**Records for the exercise**
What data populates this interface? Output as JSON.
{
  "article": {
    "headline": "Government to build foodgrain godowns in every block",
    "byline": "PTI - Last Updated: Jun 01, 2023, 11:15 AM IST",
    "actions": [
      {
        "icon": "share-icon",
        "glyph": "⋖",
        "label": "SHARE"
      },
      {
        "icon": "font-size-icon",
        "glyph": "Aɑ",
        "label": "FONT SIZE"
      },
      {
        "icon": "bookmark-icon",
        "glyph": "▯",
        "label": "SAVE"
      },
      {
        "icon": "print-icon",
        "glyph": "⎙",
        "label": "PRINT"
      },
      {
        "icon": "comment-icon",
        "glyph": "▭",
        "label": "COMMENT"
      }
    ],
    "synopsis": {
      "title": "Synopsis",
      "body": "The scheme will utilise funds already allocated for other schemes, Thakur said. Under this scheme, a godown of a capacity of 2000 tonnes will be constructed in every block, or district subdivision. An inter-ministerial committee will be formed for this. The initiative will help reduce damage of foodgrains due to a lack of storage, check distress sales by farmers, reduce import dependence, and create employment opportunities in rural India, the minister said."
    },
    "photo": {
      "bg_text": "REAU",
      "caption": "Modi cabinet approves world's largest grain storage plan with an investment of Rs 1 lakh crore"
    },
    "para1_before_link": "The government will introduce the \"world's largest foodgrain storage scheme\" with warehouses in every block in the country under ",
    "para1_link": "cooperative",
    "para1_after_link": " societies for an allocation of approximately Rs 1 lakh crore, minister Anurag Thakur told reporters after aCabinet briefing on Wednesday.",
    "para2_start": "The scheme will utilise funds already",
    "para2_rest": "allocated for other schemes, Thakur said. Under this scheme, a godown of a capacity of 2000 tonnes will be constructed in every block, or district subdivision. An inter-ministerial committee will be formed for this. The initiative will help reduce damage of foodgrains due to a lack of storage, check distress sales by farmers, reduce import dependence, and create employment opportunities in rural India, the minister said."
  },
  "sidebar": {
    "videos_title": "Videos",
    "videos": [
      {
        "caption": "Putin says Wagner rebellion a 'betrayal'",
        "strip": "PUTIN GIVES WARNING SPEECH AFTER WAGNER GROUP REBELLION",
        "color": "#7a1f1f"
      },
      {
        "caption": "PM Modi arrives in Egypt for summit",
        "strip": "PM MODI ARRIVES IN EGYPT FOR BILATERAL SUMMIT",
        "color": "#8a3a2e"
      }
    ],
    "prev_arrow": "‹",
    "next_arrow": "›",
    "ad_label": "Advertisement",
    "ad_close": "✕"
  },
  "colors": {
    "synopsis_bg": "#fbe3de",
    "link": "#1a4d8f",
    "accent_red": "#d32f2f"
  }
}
...
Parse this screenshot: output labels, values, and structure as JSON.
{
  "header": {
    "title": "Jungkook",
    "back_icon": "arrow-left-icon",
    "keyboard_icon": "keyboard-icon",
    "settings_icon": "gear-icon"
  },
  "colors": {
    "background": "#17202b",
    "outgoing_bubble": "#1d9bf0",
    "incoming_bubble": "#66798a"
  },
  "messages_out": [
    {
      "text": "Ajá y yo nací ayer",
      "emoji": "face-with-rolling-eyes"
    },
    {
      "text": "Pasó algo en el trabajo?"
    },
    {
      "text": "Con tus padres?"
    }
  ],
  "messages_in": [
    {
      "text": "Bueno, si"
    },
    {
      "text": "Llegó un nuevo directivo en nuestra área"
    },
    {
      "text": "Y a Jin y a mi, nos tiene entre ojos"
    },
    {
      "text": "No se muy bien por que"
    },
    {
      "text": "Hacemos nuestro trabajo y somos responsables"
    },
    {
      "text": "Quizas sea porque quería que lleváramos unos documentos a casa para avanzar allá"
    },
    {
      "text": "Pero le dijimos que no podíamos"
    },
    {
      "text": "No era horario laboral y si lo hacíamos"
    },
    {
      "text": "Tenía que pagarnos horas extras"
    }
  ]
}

**Work instructions**
Determine how many lines include the word "trabajo" and report that number by itself.

**The completed task**
2